- _TASK REQUIREMENTS_: Copy the records word for word, from their first line up to and including the line with "contour-label: 0 [173, 134, 178, 143]".

- _INPUT RECORDS_:
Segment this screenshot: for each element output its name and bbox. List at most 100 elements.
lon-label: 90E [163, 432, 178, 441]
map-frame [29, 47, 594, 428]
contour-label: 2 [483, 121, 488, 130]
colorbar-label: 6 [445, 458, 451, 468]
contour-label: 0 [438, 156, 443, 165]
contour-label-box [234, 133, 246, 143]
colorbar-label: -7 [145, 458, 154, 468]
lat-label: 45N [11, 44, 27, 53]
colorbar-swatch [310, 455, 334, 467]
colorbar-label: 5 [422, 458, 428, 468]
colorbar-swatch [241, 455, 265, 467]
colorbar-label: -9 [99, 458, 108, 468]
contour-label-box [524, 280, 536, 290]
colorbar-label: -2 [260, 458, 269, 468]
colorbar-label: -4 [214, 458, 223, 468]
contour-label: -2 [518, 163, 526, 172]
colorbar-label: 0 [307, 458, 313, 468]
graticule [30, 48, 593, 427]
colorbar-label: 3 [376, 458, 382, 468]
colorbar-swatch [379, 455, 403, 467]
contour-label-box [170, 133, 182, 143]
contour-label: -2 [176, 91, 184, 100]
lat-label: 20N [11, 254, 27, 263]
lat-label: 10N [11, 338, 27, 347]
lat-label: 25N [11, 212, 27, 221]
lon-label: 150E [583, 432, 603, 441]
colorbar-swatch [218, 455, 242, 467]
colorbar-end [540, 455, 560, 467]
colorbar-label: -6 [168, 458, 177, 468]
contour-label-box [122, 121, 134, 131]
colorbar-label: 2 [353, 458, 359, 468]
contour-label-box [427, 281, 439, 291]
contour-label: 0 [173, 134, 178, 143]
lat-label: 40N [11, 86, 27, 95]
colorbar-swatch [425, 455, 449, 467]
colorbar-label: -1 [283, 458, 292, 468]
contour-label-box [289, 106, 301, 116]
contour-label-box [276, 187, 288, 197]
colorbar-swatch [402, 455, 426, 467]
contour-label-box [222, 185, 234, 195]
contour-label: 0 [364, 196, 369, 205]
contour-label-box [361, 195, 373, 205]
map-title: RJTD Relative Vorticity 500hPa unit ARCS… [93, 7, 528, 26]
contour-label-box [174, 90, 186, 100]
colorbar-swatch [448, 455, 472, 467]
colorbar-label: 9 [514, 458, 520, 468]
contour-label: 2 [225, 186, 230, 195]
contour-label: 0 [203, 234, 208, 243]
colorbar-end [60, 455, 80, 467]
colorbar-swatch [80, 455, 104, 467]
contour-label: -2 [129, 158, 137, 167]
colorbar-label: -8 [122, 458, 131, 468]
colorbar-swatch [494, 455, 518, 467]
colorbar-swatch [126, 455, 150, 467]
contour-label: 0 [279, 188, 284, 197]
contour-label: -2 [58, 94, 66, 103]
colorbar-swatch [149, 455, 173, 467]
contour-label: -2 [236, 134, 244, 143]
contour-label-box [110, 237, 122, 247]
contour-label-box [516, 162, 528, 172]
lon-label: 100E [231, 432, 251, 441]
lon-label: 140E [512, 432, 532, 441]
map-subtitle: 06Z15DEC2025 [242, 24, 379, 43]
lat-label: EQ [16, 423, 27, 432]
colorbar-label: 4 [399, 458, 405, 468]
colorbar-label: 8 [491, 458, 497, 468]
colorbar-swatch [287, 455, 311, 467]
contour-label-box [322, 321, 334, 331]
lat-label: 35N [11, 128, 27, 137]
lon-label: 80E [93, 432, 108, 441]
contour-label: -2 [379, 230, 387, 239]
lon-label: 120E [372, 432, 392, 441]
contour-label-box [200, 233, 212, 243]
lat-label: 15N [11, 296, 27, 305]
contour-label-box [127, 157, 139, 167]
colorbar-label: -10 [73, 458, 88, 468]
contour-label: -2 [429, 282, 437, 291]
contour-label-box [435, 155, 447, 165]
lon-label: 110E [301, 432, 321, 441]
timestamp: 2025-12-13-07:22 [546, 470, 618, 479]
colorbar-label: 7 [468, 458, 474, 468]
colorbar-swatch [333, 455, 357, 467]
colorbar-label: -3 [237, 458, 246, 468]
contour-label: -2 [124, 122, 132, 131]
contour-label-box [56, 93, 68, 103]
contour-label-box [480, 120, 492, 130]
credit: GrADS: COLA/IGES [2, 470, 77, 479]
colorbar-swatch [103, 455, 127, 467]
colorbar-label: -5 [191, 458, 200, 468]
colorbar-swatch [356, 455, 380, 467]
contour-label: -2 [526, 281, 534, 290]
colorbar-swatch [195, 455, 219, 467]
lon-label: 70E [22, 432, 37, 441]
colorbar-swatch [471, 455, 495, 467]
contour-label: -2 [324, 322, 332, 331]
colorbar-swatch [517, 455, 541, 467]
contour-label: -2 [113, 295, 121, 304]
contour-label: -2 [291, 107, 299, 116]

- _SOLUTION FOR THIS EXERCISE_:
Segment this screenshot: for each element output its name and bbox. List at most 100 elements.
lon-label: 90E [163, 432, 178, 441]
map-frame [29, 47, 594, 428]
contour-label: 2 [483, 121, 488, 130]
colorbar-label: 6 [445, 458, 451, 468]
contour-label: 0 [438, 156, 443, 165]
contour-label-box [234, 133, 246, 143]
colorbar-label: -7 [145, 458, 154, 468]
lat-label: 45N [11, 44, 27, 53]
colorbar-swatch [310, 455, 334, 467]
colorbar-label: 5 [422, 458, 428, 468]
colorbar-swatch [241, 455, 265, 467]
colorbar-label: -9 [99, 458, 108, 468]
contour-label-box [524, 280, 536, 290]
colorbar-label: -2 [260, 458, 269, 468]
colorbar-label: -4 [214, 458, 223, 468]
contour-label: -2 [518, 163, 526, 172]
colorbar-label: 0 [307, 458, 313, 468]
graticule [30, 48, 593, 427]
colorbar-label: 3 [376, 458, 382, 468]
colorbar-swatch [379, 455, 403, 467]
contour-label-box [170, 133, 182, 143]
contour-label: -2 [176, 91, 184, 100]
lat-label: 20N [11, 254, 27, 263]
lat-label: 10N [11, 338, 27, 347]
lat-label: 25N [11, 212, 27, 221]
lon-label: 150E [583, 432, 603, 441]
colorbar-swatch [218, 455, 242, 467]
colorbar-end [540, 455, 560, 467]
colorbar-label: -6 [168, 458, 177, 468]
contour-label-box [122, 121, 134, 131]
colorbar-label: 2 [353, 458, 359, 468]
contour-label-box [427, 281, 439, 291]
contour-label: 0 [173, 134, 178, 143]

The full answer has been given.